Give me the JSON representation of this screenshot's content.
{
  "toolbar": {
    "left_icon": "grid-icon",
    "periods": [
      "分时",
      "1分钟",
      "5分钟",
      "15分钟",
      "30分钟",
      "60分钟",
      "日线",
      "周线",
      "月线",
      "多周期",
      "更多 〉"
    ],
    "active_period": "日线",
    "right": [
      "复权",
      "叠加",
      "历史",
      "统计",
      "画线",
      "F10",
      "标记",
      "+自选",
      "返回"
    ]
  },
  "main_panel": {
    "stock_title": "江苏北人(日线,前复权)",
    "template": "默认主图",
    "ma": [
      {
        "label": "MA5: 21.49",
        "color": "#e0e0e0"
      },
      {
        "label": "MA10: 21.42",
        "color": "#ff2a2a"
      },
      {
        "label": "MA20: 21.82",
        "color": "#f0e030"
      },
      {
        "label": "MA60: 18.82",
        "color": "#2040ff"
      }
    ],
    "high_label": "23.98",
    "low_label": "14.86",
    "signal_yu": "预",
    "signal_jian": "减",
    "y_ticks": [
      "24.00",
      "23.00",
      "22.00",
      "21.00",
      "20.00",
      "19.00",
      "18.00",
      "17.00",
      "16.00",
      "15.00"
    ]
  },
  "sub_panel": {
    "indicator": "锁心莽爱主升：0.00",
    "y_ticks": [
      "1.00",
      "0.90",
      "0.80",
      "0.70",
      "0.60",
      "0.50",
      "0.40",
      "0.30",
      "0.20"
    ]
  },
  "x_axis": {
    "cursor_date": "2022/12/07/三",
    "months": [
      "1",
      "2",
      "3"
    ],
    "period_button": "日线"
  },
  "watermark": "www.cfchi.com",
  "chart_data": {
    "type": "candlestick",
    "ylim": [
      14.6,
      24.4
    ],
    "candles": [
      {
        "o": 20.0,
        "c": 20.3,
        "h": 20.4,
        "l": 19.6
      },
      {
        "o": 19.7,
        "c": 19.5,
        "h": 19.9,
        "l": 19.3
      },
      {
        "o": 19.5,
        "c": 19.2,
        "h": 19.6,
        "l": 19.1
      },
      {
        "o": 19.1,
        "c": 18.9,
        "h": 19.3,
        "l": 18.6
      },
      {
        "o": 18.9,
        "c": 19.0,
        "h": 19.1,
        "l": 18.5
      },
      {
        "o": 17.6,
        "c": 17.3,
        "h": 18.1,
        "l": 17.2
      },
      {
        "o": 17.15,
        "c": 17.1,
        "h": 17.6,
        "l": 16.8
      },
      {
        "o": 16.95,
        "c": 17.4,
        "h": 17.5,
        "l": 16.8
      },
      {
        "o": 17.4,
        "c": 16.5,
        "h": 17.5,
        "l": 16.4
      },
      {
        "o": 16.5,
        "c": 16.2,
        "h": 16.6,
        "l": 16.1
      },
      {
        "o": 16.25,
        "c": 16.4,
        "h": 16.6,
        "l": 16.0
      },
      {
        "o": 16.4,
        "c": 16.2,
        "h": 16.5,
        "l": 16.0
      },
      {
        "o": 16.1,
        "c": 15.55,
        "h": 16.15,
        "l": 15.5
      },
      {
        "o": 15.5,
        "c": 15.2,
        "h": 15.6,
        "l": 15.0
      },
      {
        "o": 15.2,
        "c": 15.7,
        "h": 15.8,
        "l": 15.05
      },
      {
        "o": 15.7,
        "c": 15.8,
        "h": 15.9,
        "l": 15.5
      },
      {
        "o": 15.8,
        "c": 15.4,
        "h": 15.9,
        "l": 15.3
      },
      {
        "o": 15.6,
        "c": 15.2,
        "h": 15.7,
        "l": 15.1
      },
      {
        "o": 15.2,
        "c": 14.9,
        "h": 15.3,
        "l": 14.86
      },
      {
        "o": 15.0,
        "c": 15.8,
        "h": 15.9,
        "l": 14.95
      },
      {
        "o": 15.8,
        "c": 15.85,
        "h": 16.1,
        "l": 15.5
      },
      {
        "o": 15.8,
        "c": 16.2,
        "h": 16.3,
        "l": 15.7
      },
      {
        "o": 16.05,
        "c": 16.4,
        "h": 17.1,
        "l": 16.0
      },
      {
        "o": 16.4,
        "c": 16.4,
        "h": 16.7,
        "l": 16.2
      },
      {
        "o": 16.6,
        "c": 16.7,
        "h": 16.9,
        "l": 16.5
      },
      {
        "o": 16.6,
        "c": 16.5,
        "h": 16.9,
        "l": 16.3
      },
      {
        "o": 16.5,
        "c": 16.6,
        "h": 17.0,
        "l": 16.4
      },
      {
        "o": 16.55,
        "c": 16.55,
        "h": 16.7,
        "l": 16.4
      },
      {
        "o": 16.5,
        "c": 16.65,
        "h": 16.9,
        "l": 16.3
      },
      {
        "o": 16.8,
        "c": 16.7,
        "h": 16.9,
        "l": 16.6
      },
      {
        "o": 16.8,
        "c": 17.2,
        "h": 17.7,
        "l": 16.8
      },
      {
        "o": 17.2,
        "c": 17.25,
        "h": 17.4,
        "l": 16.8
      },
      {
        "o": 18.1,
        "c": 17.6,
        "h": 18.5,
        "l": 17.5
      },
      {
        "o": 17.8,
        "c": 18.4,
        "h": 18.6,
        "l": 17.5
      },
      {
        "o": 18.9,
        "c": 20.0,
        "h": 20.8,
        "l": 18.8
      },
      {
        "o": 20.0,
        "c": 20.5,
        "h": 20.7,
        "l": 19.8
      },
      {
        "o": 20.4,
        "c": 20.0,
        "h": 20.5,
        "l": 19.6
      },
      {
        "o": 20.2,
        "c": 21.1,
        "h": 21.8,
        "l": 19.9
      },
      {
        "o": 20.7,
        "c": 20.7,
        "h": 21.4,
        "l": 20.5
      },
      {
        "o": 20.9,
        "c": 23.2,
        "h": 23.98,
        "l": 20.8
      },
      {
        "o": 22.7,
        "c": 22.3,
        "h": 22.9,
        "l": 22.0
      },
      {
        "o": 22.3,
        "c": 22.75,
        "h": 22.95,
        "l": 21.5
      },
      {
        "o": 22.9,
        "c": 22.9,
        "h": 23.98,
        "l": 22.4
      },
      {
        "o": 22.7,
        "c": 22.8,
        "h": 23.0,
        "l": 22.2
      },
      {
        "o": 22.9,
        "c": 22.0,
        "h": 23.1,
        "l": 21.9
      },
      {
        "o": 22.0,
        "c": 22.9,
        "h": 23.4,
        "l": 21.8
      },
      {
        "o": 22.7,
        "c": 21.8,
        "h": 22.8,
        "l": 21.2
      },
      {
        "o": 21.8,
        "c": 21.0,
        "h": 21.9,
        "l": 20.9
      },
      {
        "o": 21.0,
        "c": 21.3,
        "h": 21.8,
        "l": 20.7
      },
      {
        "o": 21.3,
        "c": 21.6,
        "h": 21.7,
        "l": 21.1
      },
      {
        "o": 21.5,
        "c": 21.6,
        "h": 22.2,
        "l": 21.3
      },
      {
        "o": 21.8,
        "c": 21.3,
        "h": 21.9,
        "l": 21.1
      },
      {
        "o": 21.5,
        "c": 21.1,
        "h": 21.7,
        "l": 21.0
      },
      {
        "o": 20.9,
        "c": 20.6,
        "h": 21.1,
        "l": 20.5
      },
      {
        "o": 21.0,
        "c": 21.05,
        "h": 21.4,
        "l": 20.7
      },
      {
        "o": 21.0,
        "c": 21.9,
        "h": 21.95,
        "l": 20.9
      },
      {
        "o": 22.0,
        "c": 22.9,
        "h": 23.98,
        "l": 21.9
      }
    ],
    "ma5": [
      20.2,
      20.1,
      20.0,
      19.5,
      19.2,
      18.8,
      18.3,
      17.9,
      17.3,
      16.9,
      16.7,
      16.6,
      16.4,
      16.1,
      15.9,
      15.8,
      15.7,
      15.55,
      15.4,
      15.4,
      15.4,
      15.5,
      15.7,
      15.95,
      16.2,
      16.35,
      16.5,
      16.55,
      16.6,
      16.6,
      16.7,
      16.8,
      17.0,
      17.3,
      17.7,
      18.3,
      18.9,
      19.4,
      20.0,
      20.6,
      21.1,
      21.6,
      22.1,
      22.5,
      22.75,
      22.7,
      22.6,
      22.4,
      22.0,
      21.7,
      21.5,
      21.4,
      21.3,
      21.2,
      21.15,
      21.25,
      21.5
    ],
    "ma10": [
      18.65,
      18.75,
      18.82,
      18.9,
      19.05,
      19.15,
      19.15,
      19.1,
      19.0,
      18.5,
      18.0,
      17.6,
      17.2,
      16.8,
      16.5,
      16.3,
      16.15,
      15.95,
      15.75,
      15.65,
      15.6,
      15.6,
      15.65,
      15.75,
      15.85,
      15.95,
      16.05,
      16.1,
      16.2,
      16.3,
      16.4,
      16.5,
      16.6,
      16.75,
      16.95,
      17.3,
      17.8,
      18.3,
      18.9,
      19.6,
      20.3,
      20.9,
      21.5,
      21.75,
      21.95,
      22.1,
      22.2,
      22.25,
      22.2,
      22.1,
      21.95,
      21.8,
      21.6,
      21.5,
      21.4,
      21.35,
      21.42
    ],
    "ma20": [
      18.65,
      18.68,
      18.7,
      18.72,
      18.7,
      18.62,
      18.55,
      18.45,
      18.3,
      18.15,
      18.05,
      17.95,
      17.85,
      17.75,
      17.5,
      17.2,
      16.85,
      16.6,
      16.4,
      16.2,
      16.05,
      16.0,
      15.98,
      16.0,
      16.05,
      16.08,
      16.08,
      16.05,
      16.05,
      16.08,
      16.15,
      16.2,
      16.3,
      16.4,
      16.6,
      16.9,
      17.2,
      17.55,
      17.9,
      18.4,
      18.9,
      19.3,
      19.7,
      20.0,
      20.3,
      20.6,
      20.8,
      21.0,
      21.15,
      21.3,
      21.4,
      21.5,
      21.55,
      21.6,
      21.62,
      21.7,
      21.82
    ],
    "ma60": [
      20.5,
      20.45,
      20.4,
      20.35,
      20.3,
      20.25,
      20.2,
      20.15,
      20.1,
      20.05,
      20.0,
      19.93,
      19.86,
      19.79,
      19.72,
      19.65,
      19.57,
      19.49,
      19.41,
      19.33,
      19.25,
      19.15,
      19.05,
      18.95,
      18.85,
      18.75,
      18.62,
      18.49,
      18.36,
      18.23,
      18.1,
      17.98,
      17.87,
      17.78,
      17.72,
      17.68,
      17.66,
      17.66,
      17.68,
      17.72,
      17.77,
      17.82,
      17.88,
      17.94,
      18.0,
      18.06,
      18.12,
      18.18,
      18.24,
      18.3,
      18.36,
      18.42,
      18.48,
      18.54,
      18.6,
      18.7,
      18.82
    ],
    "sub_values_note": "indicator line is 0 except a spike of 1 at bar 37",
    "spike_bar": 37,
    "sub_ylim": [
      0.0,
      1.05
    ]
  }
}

________________

*BRIEF*
Copy out every line of the data that includes the word "indicator".

*TASK ANSWER*
    "indicator": "锁心莽爱主升：0.00",
    "sub_values_note": "indicator line is 0 except a spike of 1 at bar 37",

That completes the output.